**Problem to solve:**
Transcribe each line exactly.

**Supplied information:**

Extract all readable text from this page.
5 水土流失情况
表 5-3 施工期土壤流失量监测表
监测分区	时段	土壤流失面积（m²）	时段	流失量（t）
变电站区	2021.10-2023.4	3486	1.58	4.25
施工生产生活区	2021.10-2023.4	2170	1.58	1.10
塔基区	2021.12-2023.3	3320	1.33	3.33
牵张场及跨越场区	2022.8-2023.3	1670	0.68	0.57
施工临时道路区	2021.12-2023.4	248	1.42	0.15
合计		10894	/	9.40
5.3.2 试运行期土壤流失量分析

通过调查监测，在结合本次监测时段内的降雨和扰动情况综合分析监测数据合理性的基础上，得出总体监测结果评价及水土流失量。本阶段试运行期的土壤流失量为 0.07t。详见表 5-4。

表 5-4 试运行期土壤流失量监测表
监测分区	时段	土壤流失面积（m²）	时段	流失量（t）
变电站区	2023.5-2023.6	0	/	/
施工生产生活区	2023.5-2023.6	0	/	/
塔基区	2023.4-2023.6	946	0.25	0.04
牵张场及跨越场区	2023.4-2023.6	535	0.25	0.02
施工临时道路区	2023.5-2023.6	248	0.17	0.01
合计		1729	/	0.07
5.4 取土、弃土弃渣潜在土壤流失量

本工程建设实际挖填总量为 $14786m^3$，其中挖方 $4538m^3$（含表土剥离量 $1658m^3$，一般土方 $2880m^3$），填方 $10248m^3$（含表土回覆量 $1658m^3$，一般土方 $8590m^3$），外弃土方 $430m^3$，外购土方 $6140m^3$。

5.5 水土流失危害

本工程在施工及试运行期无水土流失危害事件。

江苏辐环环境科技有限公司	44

**Right answer:**
Extract all readable text from this page.
5 水土流失情况
表 5-3 施工期土壤流失量监测表
监测分区	时段	土壤流失面积（m²）	时段	流失量（t）
变电站区	2021.10-2023.4	3486	1.58	4.25
施工生产生活区	2021.10-2023.4	2170	1.58	1.10
塔基区	2021.12-2023.3	3320	1.33	3.33
牵张场及跨越场区	2022.8-2023.3	1670	0.68	0.57
施工临时道路区	2021.12-2023.4	248	1.42	0.15
合计		10894	/	9.40
5.3.2 试运行期土壤流失量分析

通过调查监测，在结合本次监测时段内的降雨和扰动情况综合分析监测数据合理性的基础上，得出总体监测结果评价及水土流失量。本阶段试运行期的土壤流失量为 0.07t。详见表 5-4。

表 5-4 试运行期土壤流失量监测表
监测分区	时段	土壤流失面积（m²）	时段	流失量（t）
变电站区	2023.5-2023.6	0	/	/
施工生产生活区	2023.5-2023.6	0	/	/
塔基区	2023.4-2023.6	946	0.25	0.04
牵张场及跨越场区	2023.4-2023.6	535	0.25	0.02
施工临时道路区	2023.5-2023.6	248	0.17	0.01
合计		1729	/	0.07
5.4 取土、弃土弃渣潜在土壤流失量

本工程建设实际挖填总量为 $14786m^3$，其中挖方 $4538m^3$（含表土剥离量 $1658m^3$，一般土方 $2880m^3$），填方 $10248m^3$（含表土回覆量 $1658m^3$，一般土方 $8590m^3$），外弃土方 $430m^3$，外购土方 $6140m^3$。

5.5 水土流失危害

本工程在施工及试运行期无水土流失危害事件。

江苏辐环环境科技有限公司	44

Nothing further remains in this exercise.